◆ What the exercise asks ◆
Pull each line holding the word "Wenn" from the data.

◆ Records for the task ◆
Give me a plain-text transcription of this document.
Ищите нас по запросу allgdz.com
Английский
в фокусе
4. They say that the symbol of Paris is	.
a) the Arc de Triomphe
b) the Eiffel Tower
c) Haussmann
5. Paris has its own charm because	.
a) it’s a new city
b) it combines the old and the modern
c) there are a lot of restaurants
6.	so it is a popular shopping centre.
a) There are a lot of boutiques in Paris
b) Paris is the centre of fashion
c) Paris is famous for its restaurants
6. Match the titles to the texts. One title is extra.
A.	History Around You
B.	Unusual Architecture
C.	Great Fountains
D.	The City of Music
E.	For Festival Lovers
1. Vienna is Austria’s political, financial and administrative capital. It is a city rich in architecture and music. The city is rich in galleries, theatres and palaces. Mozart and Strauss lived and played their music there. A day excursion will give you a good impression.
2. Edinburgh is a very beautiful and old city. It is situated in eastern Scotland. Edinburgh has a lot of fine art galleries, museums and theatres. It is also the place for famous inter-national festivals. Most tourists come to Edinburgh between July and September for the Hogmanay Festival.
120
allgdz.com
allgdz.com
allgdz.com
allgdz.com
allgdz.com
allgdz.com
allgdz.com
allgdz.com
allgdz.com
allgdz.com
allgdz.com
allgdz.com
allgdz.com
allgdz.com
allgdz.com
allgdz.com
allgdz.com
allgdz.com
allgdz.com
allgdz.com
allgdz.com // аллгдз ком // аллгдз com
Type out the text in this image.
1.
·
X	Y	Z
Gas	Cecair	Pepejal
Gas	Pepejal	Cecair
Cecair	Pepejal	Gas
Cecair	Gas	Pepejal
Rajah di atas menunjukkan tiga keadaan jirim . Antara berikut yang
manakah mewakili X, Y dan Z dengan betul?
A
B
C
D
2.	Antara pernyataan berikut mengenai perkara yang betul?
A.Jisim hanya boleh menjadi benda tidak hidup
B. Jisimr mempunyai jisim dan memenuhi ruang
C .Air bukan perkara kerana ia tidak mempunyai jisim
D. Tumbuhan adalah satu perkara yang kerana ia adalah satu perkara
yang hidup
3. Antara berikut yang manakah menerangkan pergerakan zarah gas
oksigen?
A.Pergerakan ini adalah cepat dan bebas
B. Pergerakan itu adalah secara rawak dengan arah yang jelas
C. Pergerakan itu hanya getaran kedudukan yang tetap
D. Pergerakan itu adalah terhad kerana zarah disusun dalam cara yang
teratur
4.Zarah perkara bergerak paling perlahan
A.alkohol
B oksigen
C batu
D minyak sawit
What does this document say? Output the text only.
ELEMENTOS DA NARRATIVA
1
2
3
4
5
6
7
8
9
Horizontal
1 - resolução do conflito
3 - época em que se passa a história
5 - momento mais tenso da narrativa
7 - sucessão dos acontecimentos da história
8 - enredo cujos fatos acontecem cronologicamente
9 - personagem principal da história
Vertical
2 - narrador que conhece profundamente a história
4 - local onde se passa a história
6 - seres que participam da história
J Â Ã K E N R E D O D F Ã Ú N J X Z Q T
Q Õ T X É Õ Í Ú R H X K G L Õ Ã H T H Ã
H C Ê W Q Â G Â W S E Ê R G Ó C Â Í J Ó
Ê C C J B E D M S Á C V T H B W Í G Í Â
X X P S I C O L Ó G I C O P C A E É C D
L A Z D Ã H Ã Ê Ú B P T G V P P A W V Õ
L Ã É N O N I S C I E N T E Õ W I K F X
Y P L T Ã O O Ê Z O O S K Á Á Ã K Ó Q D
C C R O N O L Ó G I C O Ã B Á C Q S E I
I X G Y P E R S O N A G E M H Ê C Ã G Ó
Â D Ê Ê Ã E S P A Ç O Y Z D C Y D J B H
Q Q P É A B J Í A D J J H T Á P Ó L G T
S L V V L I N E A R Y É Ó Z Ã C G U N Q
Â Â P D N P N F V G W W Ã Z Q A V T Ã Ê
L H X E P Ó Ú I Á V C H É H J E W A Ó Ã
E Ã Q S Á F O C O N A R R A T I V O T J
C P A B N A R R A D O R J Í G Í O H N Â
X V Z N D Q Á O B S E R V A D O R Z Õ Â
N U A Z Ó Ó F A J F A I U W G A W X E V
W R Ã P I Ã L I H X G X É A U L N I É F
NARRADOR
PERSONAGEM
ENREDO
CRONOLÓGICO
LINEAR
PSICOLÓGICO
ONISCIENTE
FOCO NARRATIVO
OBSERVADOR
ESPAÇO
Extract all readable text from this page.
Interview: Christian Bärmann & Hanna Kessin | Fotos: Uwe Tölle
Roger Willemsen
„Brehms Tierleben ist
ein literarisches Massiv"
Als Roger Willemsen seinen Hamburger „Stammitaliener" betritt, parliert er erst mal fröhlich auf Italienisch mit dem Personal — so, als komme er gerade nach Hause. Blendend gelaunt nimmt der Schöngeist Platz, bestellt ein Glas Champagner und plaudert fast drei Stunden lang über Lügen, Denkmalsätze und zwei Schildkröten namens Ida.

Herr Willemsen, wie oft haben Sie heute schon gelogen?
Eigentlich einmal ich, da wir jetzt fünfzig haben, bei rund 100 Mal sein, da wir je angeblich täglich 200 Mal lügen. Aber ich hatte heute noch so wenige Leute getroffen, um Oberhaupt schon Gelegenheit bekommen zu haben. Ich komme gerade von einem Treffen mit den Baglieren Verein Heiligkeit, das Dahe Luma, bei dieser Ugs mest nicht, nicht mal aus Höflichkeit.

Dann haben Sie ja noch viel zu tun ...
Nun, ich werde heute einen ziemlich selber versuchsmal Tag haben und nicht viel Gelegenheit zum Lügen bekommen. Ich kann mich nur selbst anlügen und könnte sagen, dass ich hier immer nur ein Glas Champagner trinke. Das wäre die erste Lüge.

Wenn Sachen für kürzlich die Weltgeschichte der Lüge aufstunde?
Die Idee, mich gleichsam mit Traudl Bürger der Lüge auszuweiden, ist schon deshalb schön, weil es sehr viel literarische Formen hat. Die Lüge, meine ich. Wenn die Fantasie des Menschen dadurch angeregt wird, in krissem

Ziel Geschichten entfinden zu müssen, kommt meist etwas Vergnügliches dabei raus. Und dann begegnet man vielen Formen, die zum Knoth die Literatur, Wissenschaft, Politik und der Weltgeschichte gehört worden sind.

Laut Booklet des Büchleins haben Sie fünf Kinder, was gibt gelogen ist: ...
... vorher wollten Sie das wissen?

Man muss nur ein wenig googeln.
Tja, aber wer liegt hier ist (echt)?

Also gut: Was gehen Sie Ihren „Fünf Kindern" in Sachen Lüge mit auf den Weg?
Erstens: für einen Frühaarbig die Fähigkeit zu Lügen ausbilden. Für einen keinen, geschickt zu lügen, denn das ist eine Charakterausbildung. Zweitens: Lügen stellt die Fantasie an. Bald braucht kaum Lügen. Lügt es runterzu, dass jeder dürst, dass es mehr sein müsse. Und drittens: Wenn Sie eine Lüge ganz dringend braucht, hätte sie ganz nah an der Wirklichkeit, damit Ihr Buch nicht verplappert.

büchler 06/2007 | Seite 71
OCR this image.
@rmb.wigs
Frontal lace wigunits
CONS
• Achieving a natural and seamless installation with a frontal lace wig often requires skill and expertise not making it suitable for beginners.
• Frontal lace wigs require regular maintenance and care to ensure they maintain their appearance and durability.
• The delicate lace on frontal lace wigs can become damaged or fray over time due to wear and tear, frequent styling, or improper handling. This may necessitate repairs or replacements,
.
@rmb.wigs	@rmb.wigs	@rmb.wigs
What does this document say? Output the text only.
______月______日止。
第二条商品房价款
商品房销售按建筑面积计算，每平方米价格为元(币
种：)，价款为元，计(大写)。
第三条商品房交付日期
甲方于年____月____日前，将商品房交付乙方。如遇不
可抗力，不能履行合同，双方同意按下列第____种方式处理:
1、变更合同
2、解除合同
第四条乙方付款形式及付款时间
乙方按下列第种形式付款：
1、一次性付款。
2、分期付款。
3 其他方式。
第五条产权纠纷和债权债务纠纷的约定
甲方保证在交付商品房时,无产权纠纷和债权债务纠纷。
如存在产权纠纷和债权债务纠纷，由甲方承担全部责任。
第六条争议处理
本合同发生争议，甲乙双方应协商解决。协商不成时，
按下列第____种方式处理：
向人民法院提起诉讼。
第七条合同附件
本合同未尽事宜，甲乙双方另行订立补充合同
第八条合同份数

◆ Exercise result ◆
Wenn Sachen für kürzlich die Weltgeschichte der Lüge aufstunde?
Die Idee, mich gleichsam mit Traudl Bürger der Lüge auszuweiden, ist schon deshalb schön, weil es sehr viel literarische Formen hat. Die Lüge, meine ich. Wenn die Fantasie des Menschen dadurch angeregt wird, in krissem
Erstens: für einen Frühaarbig die Fähigkeit zu Lügen ausbilden. Für einen keinen, geschickt zu lügen, denn das ist eine Charakterausbildung. Zweitens: Lügen stellt die Fantasie an. Bald braucht kaum Lügen. Lügt es runterzu, dass jeder dürst, dass es mehr sein müsse. Und drittens: Wenn Sie eine Lüge ganz dringend braucht, hätte sie ganz nah an der Wirklichkeit, damit Ihr Buch nicht verplappert.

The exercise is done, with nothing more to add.